▼

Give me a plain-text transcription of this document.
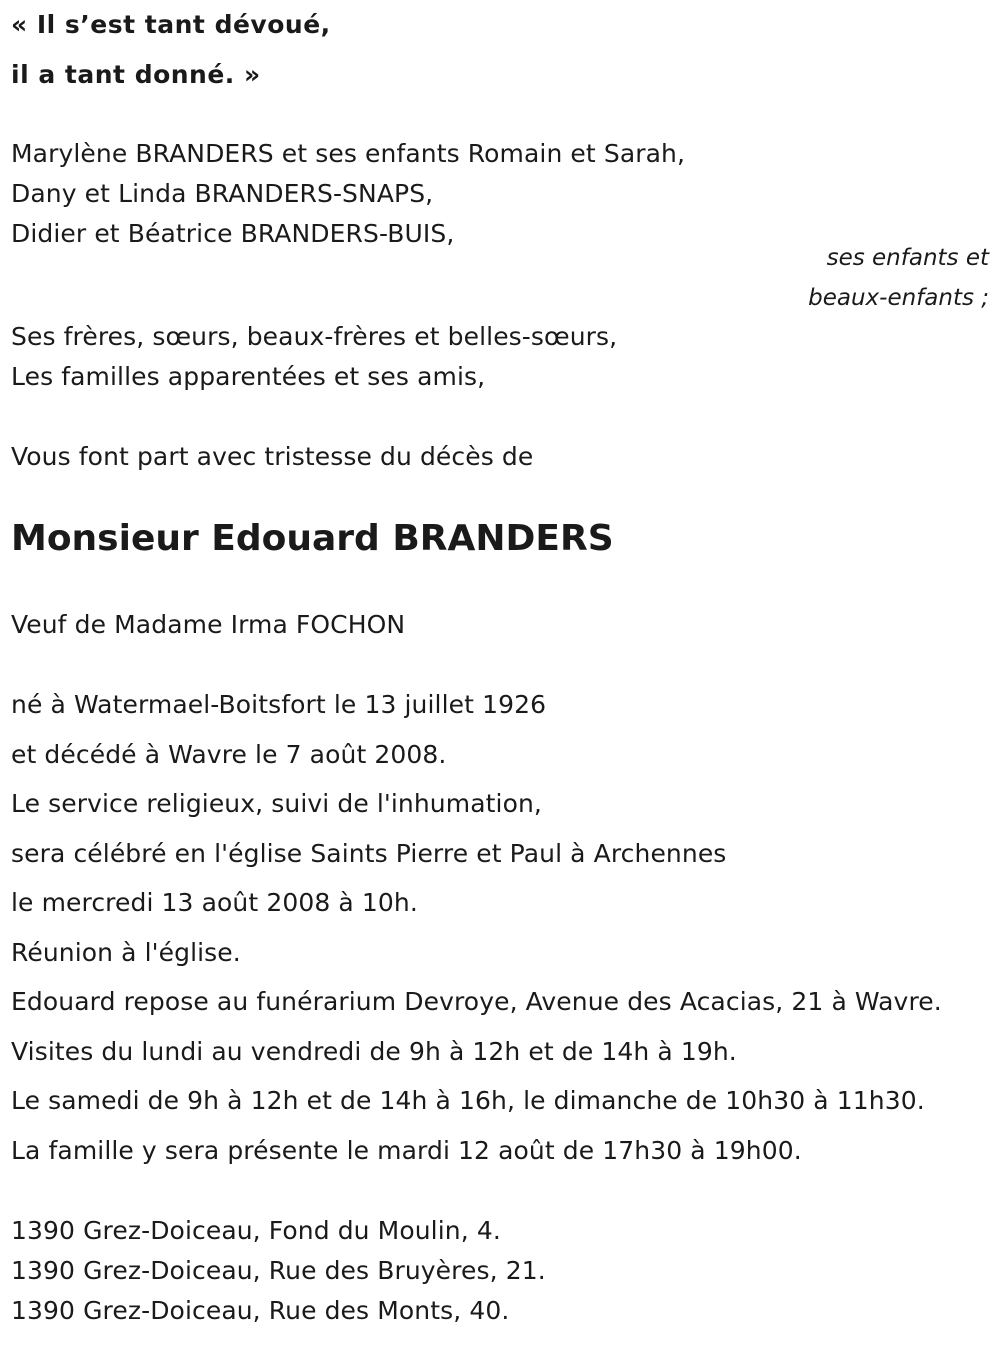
« Il s’est tant dévoué,
il a tant donné. »
Marylène BRANDERS et ses enfants Romain et Sarah,
Dany et Linda BRANDERS-SNAPS,
Didier et Béatrice BRANDERS-BUIS,
ses enfants et
beaux-enfants ;
Ses frères, sœurs, beaux-frères et belles-sœurs,
Les familles apparentées et ses amis,
Vous font part avec tristesse du décès de
Monsieur Edouard BRANDERS
Veuf de Madame Irma FOCHON
né à Watermael-Boitsfort le 13 juillet 1926
et décédé à Wavre le 7 août 2008.
Le service religieux, suivi de l'inhumation,
sera célébré en l'église Saints Pierre et Paul à Archennes
le mercredi 13 août 2008 à 10h.
Réunion à l'église.
Edouard repose au funérarium Devroye, Avenue des Acacias, 21 à Wavre.
Visites du lundi au vendredi de 9h à 12h et de 14h à 19h.
Le samedi de 9h à 12h et de 14h à 16h, le dimanche de 10h30 à 11h30.
La famille y sera présente le mardi 12 août de 17h30 à 19h00.
1390 Grez-Doiceau, Fond du Moulin, 4.
1390 Grez-Doiceau, Rue des Bruyères, 21.
1390 Grez-Doiceau, Rue des Monts, 40.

▲

— SET PROBLEM —
Except for the pictures, reproduce every line exactly.

— THE ANSWER —
Give me a plain-text transcription of this document.
« Il s’est tant dévoué,
il a tant donné. »
Marylène BRANDERS et ses enfants Romain et Sarah,
Dany et Linda BRANDERS-SNAPS,
Didier et Béatrice BRANDERS-BUIS,
ses enfants et
beaux-enfants ;
Ses frères, sœurs, beaux-frères et belles-sœurs,
Les familles apparentées et ses amis,
Vous font part avec tristesse du décès de
Monsieur Edouard BRANDERS
Veuf de Madame Irma FOCHON
né à Watermael-Boitsfort le 13 juillet 1926
et décédé à Wavre le 7 août 2008.
Le service religieux, suivi de l'inhumation,
sera célébré en l'église Saints Pierre et Paul à Archennes
le mercredi 13 août 2008 à 10h.
Réunion à l'église.
Edouard repose au funérarium Devroye, Avenue des Acacias, 21 à Wavre.
Visites du lundi au vendredi de 9h à 12h et de 14h à 19h.
Le samedi de 9h à 12h et de 14h à 16h, le dimanche de 10h30 à 11h30.
La famille y sera présente le mardi 12 août de 17h30 à 19h00.
1390 Grez-Doiceau, Fond du Moulin, 4.
1390 Grez-Doiceau, Rue des Bruyères, 21.
1390 Grez-Doiceau, Rue des Monts, 40.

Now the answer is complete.